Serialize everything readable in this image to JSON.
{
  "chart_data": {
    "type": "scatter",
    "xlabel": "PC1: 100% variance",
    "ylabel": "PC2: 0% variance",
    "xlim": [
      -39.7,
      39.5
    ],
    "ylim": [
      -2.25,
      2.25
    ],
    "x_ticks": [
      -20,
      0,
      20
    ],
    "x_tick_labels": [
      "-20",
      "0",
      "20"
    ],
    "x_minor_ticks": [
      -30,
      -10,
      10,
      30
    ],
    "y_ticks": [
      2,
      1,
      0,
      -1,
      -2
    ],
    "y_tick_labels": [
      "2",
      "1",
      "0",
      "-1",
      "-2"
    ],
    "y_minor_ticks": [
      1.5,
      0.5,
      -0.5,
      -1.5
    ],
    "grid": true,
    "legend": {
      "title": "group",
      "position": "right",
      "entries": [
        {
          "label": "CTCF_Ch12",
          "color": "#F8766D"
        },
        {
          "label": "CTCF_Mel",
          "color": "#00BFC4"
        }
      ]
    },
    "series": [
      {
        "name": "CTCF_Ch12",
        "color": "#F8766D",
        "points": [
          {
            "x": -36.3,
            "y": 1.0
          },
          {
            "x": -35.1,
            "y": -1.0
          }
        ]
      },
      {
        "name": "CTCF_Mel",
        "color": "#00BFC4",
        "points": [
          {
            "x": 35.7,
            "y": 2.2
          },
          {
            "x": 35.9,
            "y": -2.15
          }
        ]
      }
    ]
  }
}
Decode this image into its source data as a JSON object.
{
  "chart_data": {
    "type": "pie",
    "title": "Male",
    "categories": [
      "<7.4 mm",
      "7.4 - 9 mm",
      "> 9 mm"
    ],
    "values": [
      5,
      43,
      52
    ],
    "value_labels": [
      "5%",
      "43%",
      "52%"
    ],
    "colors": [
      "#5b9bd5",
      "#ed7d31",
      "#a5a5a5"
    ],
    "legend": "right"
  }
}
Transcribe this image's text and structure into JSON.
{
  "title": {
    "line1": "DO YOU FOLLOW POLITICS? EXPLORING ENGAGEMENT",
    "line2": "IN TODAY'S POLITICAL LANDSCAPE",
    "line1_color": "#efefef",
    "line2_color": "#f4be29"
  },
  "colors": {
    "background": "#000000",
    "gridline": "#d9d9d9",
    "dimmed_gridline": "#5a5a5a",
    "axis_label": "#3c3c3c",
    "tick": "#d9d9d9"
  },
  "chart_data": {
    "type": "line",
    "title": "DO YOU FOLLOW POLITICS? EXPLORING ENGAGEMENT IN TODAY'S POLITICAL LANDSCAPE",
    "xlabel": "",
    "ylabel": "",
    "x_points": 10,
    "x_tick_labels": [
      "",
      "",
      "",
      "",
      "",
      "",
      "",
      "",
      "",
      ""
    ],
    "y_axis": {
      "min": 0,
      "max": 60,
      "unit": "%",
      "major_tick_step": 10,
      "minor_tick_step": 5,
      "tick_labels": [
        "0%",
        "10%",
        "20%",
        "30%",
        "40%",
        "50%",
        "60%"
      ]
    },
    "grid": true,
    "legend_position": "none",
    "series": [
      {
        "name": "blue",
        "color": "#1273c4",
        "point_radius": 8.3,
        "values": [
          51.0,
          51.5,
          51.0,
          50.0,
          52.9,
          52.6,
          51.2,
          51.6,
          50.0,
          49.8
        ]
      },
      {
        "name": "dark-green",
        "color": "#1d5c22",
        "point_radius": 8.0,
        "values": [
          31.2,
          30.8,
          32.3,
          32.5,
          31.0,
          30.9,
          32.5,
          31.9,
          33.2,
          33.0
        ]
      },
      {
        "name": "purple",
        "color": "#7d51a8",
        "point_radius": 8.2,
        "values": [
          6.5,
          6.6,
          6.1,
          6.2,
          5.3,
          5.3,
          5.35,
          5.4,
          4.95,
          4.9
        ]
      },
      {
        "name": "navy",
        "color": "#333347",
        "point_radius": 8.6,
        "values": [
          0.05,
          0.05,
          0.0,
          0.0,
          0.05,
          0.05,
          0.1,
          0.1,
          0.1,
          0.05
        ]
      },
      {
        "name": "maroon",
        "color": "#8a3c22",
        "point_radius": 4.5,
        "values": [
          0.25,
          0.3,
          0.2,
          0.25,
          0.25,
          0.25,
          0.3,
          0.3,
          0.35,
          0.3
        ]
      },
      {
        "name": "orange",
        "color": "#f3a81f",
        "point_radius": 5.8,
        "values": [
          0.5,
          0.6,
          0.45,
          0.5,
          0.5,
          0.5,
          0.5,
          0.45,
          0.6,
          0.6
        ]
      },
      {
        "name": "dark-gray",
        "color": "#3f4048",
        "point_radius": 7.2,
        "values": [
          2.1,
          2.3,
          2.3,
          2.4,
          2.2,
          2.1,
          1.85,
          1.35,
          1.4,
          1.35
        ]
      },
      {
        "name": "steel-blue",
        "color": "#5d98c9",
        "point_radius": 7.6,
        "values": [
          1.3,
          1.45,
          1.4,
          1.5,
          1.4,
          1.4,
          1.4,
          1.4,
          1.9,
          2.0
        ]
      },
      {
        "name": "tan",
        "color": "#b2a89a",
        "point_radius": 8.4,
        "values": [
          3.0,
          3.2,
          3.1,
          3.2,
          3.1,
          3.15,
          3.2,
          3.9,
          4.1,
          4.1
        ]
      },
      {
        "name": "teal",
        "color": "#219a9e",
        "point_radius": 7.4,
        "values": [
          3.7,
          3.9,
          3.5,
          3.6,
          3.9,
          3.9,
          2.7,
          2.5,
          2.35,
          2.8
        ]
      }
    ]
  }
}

● ● ●

■ What the task asks ■
Repeat the lines above exactly.

■ Final result ■
Serialize everything readable in this image to JSON.
{
  "chart_data": {
    "type": "scatter",
    "xlabel": "PC1: 100% variance",
    "ylabel": "PC2: 0% variance",
    "xlim": [
      -39.7,
      39.5
    ],
    "ylim": [
      -2.25,
      2.25
    ],
    "x_ticks": [
      -20,
      0,
      20
    ],
    "x_tick_labels": [
      "-20",
      "0",
      "20"
    ],
    "x_minor_ticks": [
      -30,
      -10,
      10,
      30
    ],
    "y_ticks": [
      2,
      1,
      0,
      -1,
      -2
    ],
    "y_tick_labels": [
      "2",
      "1",
      "0",
      "-1",
      "-2"
    ],
    "y_minor_ticks": [
      1.5,
      0.5,
      -0.5,
      -1.5
    ],
    "grid": true,
    "legend": {
      "title": "group",
      "position": "right",
      "entries": [
        {
          "label": "CTCF_Ch12",
          "color": "#F8766D"
        },
        {
          "label": "CTCF_Mel",
          "color": "#00BFC4"
        }
      ]
    },
    "series": [
      {
        "name": "CTCF_Ch12",
        "color": "#F8766D",
        "points": [
          {
            "x": -36.3,
            "y": 1.0
          },
          {
            "x": -35.1,
            "y": -1.0
          }
        ]
      },
      {
        "name": "CTCF_Mel",
        "color": "#00BFC4",
        "points": [
          {
            "x": 35.7,
            "y": 2.2
          },
          {
            "x": 35.9,
            "y": -2.15
          }
        ]
      }
    ]
  }
}
Decode this image into its source data as a JSON object.
{
  "chart_data": {
    "type": "pie",
    "title": "Male",
    "categories": [
      "<7.4 mm",
      "7.4 - 9 mm",
      "> 9 mm"
    ],
    "values": [
      5,
      43,
      52
    ],
    "value_labels": [
      "5%",
      "43%",
      "52%"
    ],
    "colors": [
      "#5b9bd5",
      "#ed7d31",
      "#a5a5a5"
    ],
    "legend": "right"
  }
}
Transcribe this image's text and structure into JSON.
{
  "title": {
    "line1": "DO YOU FOLLOW POLITICS? EXPLORING ENGAGEMENT",
    "line2": "IN TODAY'S POLITICAL LANDSCAPE",
    "line1_color": "#efefef",
    "line2_color": "#f4be29"
  },
  "colors": {
    "background": "#000000",
    "gridline": "#d9d9d9",
    "dimmed_gridline": "#5a5a5a",
    "axis_label": "#3c3c3c",
    "tick": "#d9d9d9"
  },
  "chart_data": {
    "type": "line",
    "title": "DO YOU FOLLOW POLITICS? EXPLORING ENGAGEMENT IN TODAY'S POLITICAL LANDSCAPE",
    "xlabel": "",
    "ylabel": "",
    "x_points": 10,
    "x_tick_labels": [
      "",
      "",
      "",
      "",
      "",
      "",
      "",
      "",
      "",
      ""
    ],
    "y_axis": {
      "min": 0,
      "max": 60,
      "unit": "%",
      "major_tick_step": 10,
      "minor_tick_step": 5,
      "tick_labels": [
        "0%",
        "10%",
        "20%",
        "30%",
        "40%",
        "50%",
        "60%"
      ]
    },
    "grid": true,
    "legend_position": "none",
    "series": [
      {
        "name": "blue",
        "color": "#1273c4",
        "point_radius": 8.3,
        "values": [
          51.0,
          51.5,
          51.0,
          50.0,
          52.9,
          52.6,
          51.2,
          51.6,
          50.0,
          49.8
        ]
      },
      {
        "name": "dark-green",
        "color": "#1d5c22",
        "point_radius": 8.0,
        "values": [
          31.2,
          30.8,
          32.3,
          32.5,
          31.0,
          30.9,
          32.5,
          31.9,
          33.2,
          33.0
        ]
      },
      {
        "name": "purple",
        "color": "#7d51a8",
        "point_radius": 8.2,
        "values": [
          6.5,
          6.6,
          6.1,
          6.2,
          5.3,
          5.3,
          5.35,
          5.4,
          4.95,
          4.9
        ]
      },
      {
        "name": "navy",
        "color": "#333347",
        "point_radius": 8.6,
        "values": [
          0.05,
          0.05,
          0.0,
          0.0,
          0.05,
          0.05,
          0.1,
          0.1,
          0.1,
          0.05
        ]
      },
      {
        "name": "maroon",
        "color": "#8a3c22",
        "point_radius": 4.5,
        "values": [
          0.25,
          0.3,
          0.2,
          0.25,
          0.25,
          0.25,
          0.3,
          0.3,
          0.35,
          0.3
        ]
      },
      {
        "name": "orange",
        "color": "#f3a81f",
        "point_radius": 5.8,
        "values": [
          0.5,
          0.6,
          0.45,
          0.5,
          0.5,
          0.5,
          0.5,
          0.45,
          0.6,
          0.6
        ]
      },
      {
        "name": "dark-gray",
        "color": "#3f4048",
        "point_radius": 7.2,
        "values": [
          2.1,
          2.3,
          2.3,
          2.4,
          2.2,
          2.1,
          1.85,
          1.35,
          1.4,
          1.35
        ]
      },
      {
        "name": "steel-blue",
        "color": "#5d98c9",
        "point_radius": 7.6,
        "values": [
          1.3,
          1.45,
          1.4,
          1.5,
          1.4,
          1.4,
          1.4,
          1.4,
          1.9,
          2.0
        ]
      },
      {
        "name": "tan",
        "color": "#b2a89a",
        "point_radius": 8.4,
        "values": [
          3.0,
          3.2,
          3.1,
          3.2,
          3.1,
          3.15,
          3.2,
          3.9,
          4.1,
          4.1
        ]
      },
      {
        "name": "teal",
        "color": "#219a9e",
        "point_radius": 7.4,
        "values": [
          3.7,
          3.9,
          3.5,
          3.6,
          3.9,
          3.9,
          2.7,
          2.5,
          2.35,
          2.8
        ]
      }
    ]
  }
}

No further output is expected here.